- _Required work_
Extract each row below that contains the string "Source", treating uppercase and lowercase as distinct.

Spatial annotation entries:
++++++++

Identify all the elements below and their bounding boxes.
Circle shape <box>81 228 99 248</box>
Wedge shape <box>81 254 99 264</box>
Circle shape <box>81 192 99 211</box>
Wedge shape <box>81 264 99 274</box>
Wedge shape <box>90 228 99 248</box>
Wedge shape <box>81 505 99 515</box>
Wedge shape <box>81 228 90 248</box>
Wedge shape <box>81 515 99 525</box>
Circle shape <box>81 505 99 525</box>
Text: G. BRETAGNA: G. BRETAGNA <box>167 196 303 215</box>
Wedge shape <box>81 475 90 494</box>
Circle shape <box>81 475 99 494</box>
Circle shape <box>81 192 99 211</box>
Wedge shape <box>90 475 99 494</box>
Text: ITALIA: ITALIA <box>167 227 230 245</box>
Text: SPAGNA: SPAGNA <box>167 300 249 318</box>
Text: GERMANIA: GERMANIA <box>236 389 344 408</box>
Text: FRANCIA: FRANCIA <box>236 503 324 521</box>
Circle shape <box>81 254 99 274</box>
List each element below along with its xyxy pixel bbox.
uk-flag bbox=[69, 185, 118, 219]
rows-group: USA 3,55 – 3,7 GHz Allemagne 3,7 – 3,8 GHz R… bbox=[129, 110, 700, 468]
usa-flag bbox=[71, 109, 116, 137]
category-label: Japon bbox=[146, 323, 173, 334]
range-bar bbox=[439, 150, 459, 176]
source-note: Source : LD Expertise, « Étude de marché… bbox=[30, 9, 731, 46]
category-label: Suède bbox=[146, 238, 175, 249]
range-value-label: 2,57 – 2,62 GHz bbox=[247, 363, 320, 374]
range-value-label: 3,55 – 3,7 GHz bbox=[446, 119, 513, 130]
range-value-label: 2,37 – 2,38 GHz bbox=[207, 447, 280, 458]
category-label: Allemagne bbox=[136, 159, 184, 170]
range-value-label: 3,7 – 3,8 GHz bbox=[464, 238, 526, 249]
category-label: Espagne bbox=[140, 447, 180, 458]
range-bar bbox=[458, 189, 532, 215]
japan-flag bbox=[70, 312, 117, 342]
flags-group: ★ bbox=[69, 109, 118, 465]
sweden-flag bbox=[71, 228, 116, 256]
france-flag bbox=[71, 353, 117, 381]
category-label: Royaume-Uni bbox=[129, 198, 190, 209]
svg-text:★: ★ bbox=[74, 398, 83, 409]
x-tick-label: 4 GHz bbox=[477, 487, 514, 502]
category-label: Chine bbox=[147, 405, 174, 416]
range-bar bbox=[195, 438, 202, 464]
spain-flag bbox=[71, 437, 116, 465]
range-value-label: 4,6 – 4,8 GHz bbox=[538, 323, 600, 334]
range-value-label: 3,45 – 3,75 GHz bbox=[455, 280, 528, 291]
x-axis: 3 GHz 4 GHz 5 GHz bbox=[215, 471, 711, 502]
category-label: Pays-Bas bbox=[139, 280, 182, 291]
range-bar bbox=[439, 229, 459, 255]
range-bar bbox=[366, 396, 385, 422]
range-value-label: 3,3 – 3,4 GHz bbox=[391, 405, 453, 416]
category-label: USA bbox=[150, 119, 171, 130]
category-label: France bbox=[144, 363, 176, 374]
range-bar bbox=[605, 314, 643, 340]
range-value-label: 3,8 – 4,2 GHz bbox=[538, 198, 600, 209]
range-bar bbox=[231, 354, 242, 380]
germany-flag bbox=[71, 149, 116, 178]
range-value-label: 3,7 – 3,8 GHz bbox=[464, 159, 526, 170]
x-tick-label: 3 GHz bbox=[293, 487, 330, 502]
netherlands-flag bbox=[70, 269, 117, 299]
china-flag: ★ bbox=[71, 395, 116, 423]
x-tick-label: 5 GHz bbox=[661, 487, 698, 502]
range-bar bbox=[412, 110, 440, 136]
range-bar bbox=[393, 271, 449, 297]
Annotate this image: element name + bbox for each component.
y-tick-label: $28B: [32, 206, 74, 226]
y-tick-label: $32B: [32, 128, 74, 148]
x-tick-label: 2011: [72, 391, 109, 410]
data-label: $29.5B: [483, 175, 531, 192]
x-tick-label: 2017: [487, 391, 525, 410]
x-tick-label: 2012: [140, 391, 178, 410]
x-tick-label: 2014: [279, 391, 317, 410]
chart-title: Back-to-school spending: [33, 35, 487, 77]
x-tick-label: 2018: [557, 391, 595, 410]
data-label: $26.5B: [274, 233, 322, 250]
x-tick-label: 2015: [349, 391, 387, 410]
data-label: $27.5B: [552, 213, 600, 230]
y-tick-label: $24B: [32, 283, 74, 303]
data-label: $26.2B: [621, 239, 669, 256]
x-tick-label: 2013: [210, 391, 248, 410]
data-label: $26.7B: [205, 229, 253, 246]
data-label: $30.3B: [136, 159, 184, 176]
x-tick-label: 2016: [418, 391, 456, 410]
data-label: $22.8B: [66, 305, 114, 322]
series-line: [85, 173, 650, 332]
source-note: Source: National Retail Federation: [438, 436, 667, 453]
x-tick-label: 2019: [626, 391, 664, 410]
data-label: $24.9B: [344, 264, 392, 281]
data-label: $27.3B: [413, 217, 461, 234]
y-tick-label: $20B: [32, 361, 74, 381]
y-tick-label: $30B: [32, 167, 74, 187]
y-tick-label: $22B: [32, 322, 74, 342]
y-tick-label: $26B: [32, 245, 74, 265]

++++++++

- _Written answer_
source-note: Source : LD Expertise, « Étude de marché… bbox=[30, 9, 731, 46]
source-note: Source: National Retail Federation: [438, 436, 667, 453]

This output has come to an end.